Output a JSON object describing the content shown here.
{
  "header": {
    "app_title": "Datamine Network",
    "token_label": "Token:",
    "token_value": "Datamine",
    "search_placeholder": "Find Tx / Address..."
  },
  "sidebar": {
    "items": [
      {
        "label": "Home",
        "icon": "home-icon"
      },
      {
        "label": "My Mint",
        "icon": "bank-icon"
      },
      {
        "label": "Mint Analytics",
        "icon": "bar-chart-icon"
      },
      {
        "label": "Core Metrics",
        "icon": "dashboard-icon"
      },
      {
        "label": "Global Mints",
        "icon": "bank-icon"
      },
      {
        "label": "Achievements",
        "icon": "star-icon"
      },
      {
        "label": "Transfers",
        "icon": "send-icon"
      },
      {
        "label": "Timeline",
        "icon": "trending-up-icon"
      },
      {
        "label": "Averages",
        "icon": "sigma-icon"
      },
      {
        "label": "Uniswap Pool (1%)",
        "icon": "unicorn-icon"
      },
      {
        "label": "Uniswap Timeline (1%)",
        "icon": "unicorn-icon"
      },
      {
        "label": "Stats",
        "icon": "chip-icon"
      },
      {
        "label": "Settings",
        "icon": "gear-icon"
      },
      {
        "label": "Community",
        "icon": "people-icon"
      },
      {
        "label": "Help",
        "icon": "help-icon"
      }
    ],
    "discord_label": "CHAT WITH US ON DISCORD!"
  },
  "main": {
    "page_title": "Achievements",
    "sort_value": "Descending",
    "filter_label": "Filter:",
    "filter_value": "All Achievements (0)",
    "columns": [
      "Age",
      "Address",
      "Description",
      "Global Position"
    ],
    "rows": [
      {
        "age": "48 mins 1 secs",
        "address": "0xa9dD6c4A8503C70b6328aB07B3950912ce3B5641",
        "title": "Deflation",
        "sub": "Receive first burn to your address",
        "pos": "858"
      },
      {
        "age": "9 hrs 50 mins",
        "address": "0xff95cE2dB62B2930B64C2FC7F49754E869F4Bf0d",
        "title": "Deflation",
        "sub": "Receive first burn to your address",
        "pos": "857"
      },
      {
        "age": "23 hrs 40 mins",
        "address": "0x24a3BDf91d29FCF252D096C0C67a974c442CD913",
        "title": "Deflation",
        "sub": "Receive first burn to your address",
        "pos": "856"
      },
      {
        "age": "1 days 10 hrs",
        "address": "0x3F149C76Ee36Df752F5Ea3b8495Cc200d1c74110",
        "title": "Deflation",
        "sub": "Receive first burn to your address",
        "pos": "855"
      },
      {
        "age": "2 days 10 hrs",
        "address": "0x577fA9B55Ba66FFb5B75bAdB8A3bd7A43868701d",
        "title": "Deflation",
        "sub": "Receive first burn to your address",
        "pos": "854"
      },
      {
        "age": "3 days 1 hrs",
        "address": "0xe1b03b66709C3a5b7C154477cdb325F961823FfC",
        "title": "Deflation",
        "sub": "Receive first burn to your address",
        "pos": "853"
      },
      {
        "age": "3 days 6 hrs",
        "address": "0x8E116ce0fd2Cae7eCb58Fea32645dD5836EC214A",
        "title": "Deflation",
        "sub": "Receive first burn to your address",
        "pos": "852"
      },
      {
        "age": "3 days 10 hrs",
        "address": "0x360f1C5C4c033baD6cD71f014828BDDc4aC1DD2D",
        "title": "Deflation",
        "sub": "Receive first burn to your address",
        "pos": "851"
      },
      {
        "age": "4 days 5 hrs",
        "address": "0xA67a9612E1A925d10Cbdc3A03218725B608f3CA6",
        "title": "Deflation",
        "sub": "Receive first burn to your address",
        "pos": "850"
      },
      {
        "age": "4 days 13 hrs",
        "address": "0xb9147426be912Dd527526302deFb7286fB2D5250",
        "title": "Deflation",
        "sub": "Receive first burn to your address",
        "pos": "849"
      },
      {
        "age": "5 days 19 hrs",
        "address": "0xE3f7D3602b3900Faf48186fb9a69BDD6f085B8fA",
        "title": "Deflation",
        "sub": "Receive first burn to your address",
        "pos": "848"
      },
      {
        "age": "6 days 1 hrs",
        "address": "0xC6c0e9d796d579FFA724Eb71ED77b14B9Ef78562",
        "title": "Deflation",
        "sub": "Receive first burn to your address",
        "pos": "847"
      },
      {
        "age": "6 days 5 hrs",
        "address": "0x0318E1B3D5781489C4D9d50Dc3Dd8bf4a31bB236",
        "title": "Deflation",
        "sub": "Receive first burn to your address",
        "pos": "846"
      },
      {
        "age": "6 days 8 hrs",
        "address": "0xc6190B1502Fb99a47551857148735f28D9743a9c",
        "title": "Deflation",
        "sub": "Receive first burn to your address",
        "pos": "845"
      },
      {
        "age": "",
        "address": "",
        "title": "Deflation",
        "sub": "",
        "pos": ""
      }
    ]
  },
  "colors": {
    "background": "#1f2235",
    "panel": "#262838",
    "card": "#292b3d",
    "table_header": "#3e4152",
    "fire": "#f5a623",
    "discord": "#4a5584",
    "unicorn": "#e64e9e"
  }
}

────────

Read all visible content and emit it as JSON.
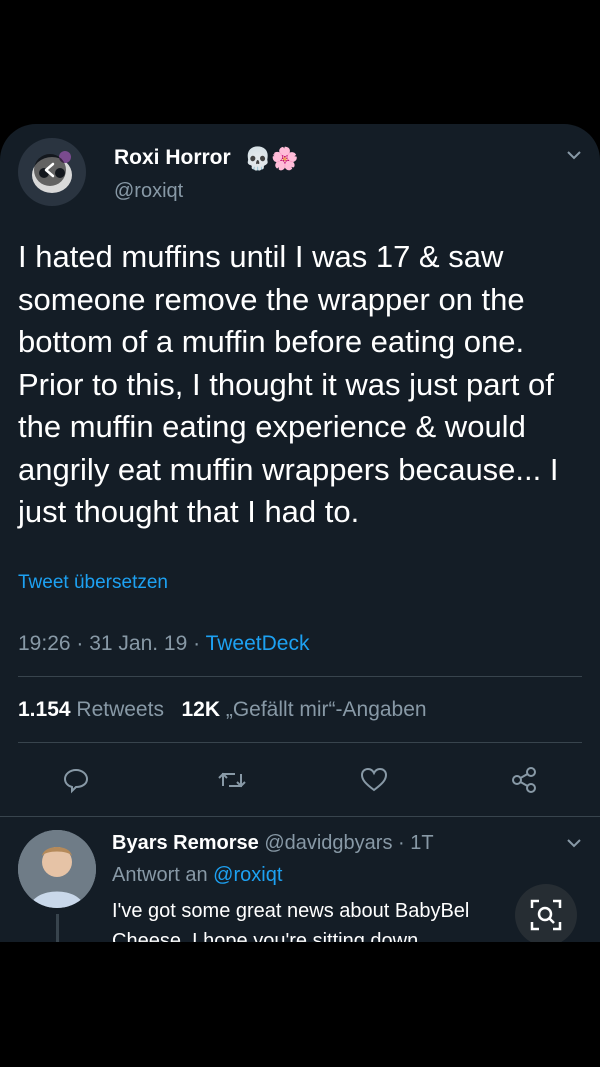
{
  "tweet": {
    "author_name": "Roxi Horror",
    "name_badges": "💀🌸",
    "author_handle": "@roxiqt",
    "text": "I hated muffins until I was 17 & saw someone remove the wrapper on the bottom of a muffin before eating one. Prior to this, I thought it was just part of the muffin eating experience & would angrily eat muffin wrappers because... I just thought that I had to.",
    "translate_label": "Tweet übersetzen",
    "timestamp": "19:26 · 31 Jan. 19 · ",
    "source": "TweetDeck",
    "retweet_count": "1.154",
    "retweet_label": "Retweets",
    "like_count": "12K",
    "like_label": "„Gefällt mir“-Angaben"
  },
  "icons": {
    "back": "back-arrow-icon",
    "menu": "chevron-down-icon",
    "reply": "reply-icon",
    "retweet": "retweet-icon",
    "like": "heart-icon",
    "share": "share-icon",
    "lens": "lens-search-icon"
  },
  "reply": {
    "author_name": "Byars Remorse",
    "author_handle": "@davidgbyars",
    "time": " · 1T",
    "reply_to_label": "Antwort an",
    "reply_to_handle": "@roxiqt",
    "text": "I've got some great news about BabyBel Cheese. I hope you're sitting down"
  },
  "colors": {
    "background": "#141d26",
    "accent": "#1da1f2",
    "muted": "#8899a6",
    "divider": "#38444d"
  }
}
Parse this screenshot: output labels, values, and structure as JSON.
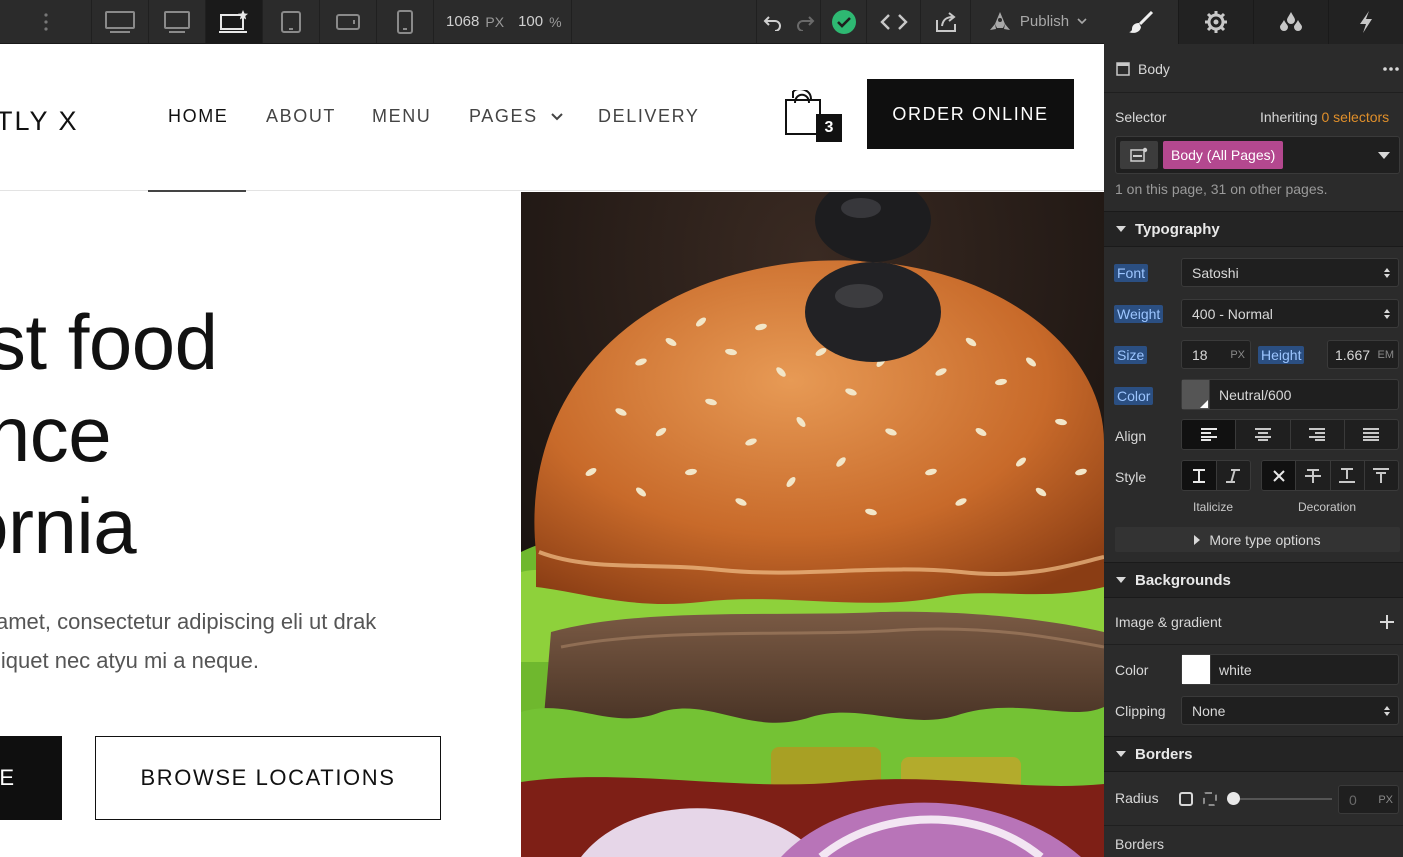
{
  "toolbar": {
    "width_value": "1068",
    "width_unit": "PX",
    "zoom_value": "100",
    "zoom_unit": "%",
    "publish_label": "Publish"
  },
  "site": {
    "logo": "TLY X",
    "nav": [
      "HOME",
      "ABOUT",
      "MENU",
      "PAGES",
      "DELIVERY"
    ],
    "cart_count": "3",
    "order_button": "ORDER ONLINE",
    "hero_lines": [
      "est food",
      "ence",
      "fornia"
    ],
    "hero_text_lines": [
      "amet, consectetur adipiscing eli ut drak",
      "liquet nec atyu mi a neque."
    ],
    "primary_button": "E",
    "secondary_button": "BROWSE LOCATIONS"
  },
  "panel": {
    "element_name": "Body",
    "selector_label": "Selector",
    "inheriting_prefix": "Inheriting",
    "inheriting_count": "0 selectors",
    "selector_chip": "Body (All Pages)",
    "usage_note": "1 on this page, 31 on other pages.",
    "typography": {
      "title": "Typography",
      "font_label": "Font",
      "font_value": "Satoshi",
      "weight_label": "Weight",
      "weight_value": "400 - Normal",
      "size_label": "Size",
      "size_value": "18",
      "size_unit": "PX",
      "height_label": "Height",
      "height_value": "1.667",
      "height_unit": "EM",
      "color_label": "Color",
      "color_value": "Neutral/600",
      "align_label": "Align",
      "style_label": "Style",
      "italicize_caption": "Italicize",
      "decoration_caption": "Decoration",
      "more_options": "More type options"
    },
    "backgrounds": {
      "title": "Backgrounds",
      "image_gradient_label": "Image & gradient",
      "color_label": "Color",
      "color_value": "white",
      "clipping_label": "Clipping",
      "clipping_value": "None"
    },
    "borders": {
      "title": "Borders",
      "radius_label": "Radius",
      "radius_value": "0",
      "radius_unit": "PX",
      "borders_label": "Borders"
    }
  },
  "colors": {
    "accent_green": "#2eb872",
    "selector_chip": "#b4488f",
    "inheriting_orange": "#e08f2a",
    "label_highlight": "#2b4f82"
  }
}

────────

### Job:
Select from the material above each line in which the string "Achievements" appears, and list those lines.

### Answer to the task:
        "label": "Achievements",
    "page_title": "Achievements",
    "filter_value": "All Achievements (0)",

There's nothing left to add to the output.